Task prompt: Reproduce each line of the records below without any changes.

Items listed in a dataset
[start]
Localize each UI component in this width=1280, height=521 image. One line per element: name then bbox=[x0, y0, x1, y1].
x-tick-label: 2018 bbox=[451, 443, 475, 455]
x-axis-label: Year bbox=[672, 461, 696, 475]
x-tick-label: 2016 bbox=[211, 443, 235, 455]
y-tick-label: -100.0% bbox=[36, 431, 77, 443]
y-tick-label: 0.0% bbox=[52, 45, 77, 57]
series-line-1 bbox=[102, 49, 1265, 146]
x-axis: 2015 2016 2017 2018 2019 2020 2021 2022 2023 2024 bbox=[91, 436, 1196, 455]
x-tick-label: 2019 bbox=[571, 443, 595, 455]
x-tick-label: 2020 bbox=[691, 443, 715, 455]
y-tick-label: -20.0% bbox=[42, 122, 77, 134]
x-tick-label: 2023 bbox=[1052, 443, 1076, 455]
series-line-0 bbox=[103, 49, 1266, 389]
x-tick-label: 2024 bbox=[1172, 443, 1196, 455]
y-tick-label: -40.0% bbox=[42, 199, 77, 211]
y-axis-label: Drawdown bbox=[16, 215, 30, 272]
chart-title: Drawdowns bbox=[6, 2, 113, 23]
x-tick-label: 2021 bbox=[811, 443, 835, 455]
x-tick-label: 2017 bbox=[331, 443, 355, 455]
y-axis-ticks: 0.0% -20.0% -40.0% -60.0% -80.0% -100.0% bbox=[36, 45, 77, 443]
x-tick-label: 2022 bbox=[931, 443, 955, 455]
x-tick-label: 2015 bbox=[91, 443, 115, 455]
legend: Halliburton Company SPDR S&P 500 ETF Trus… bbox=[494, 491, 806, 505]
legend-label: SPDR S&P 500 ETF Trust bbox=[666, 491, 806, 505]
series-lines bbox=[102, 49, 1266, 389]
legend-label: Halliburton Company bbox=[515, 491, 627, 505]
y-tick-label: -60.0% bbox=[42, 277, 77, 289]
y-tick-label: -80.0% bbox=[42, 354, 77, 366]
[end]
Result of the exercise:
Localize each UI component in this width=1280, height=521 image. One line per element: name then bbox=[x0, y0, x1, y1].
x-tick-label: 2018 bbox=[451, 443, 475, 455]
x-axis-label: Year bbox=[672, 461, 696, 475]
x-tick-label: 2016 bbox=[211, 443, 235, 455]
y-tick-label: -100.0% bbox=[36, 431, 77, 443]
y-tick-label: 0.0% bbox=[52, 45, 77, 57]
series-line-1 bbox=[102, 49, 1265, 146]
x-axis: 2015 2016 2017 2018 2019 2020 2021 2022 2023 2024 bbox=[91, 436, 1196, 455]
x-tick-label: 2019 bbox=[571, 443, 595, 455]
x-tick-label: 2020 bbox=[691, 443, 715, 455]
y-tick-label: -20.0% bbox=[42, 122, 77, 134]
x-tick-label: 2023 bbox=[1052, 443, 1076, 455]
series-line-0 bbox=[103, 49, 1266, 389]
x-tick-label: 2024 bbox=[1172, 443, 1196, 455]
y-tick-label: -40.0% bbox=[42, 199, 77, 211]
y-axis-label: Drawdown bbox=[16, 215, 30, 272]
chart-title: Drawdowns bbox=[6, 2, 113, 23]
x-tick-label: 2021 bbox=[811, 443, 835, 455]
x-tick-label: 2017 bbox=[331, 443, 355, 455]
y-axis-ticks: 0.0% -20.0% -40.0% -60.0% -80.0% -100.0% bbox=[36, 45, 77, 443]
x-tick-label: 2022 bbox=[931, 443, 955, 455]
x-tick-label: 2015 bbox=[91, 443, 115, 455]
legend: Halliburton Company SPDR S&P 500 ETF Trus… bbox=[494, 491, 806, 505]
legend-label: SPDR S&P 500 ETF Trust bbox=[666, 491, 806, 505]
series-lines bbox=[102, 49, 1266, 389]
legend-label: Halliburton Company bbox=[515, 491, 627, 505]
y-tick-label: -60.0% bbox=[42, 277, 77, 289]
y-tick-label: -80.0% bbox=[42, 354, 77, 366]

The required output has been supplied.